Determine how many lines of the records include "plasma", and answer with the number alone.

[Dataset excerpts]
::::

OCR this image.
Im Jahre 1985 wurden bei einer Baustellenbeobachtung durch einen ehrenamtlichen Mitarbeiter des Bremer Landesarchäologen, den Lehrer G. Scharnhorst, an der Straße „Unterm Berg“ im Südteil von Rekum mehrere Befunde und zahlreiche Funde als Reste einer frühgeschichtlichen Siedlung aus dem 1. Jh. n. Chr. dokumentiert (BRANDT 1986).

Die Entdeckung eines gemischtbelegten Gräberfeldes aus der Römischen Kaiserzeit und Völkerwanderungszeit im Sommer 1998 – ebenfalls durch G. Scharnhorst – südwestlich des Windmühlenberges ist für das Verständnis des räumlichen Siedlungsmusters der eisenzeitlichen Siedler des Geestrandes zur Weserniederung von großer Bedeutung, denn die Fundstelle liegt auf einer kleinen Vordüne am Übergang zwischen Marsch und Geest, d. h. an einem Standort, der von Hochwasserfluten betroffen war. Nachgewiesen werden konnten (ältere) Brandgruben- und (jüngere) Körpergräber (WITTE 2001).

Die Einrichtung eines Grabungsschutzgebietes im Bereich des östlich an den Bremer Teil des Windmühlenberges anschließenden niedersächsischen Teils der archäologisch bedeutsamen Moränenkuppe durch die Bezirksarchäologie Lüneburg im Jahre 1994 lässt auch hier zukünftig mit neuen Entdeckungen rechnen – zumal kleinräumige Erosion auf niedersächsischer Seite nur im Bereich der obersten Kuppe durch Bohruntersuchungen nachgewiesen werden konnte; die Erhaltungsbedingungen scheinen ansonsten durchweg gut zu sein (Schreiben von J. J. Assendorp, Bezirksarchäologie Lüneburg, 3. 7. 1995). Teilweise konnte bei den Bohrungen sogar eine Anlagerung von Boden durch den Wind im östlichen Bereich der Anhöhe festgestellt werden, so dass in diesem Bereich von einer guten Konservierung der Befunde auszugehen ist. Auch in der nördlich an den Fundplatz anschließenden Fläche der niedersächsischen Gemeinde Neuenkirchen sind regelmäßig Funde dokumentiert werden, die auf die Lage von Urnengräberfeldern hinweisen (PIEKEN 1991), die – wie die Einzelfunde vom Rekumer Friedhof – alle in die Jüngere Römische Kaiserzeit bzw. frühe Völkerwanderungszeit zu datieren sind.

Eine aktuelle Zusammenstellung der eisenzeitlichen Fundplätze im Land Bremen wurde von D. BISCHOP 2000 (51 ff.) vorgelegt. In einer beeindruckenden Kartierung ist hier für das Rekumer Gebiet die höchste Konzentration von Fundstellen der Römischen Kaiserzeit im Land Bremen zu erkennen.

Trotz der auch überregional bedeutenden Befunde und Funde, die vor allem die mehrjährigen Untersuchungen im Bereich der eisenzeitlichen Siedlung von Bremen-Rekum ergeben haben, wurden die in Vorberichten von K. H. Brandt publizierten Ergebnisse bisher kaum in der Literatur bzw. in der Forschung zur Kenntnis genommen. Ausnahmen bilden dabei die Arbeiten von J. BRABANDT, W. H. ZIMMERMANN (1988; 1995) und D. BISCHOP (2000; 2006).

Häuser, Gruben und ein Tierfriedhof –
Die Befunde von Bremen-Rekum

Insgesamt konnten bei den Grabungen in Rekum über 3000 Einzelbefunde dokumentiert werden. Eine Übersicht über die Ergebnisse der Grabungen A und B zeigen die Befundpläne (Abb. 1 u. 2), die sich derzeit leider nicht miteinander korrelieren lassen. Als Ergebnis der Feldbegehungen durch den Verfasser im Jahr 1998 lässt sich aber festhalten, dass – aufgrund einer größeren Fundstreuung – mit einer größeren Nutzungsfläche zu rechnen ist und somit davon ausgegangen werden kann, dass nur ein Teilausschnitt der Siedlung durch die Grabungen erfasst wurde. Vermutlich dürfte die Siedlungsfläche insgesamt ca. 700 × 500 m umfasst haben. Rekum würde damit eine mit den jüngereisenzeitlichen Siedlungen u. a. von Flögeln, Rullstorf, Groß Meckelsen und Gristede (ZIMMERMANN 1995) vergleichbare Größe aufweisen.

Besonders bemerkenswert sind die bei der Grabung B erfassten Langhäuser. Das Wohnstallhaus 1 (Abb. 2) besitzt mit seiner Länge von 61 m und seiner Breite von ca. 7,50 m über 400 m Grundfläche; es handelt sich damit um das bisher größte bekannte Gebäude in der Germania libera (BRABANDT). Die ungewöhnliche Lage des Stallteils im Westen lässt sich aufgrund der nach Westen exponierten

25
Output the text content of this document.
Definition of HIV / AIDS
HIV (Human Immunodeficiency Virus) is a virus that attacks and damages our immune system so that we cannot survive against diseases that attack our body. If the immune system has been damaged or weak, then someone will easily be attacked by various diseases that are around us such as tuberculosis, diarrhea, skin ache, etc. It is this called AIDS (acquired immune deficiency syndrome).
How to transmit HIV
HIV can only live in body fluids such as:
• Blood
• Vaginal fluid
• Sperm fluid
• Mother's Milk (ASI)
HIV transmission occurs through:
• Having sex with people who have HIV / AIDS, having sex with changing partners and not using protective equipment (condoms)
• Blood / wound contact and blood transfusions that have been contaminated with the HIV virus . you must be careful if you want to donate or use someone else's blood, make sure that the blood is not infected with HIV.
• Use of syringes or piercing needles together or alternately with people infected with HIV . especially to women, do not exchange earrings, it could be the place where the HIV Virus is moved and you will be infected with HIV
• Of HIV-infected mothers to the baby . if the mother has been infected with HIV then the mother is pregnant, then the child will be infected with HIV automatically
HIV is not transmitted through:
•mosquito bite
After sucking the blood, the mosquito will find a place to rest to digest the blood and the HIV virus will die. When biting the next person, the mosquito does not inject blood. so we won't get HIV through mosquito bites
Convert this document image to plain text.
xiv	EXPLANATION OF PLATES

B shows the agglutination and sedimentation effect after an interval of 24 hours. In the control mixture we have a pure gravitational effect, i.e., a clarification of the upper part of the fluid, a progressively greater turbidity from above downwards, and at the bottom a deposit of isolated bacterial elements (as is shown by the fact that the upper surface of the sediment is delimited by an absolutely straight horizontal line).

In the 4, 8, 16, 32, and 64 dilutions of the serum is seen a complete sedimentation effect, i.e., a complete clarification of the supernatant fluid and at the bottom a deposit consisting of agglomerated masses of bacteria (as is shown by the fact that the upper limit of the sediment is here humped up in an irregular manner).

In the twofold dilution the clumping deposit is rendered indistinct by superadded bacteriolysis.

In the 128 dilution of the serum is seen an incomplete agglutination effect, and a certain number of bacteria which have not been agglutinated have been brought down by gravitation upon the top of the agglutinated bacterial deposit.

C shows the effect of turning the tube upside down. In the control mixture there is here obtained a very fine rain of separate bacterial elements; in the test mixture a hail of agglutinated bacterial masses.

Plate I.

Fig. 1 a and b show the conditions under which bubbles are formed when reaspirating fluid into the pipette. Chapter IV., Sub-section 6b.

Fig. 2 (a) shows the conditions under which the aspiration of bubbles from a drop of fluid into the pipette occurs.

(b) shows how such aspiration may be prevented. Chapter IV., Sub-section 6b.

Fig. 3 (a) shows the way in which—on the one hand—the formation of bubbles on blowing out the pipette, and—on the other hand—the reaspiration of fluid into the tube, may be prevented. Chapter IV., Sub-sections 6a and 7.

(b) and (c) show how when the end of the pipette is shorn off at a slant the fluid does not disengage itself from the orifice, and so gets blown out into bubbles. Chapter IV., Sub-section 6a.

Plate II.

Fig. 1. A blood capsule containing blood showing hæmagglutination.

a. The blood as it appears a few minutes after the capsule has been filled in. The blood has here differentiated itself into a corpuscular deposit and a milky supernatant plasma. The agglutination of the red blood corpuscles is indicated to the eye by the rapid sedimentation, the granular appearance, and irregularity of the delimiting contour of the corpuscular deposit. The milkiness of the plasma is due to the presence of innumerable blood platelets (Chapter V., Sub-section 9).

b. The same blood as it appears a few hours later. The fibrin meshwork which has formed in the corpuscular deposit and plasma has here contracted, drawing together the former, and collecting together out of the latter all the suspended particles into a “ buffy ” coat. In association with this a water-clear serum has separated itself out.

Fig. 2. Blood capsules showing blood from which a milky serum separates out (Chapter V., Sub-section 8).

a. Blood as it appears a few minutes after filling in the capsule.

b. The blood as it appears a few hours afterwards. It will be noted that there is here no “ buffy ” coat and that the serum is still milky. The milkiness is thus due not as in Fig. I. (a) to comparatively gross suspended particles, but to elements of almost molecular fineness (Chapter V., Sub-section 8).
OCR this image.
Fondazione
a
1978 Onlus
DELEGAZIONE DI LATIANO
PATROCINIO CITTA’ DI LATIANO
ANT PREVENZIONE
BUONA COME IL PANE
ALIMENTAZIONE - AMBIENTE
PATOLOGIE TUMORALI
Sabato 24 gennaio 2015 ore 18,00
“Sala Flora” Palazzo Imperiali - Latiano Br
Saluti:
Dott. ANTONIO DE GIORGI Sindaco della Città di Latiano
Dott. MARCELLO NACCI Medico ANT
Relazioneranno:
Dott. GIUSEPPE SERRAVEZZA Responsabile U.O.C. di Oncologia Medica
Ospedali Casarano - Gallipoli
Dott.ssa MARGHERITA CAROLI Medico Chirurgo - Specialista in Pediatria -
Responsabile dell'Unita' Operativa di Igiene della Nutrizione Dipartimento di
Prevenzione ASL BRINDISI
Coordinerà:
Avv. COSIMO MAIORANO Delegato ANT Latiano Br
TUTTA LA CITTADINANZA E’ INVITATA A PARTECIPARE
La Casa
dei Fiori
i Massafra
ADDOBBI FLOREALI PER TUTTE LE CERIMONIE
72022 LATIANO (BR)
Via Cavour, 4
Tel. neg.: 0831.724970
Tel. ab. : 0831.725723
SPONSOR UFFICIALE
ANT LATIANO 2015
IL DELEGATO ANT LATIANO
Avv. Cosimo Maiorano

::::

**OUTPUT BELOW:**
2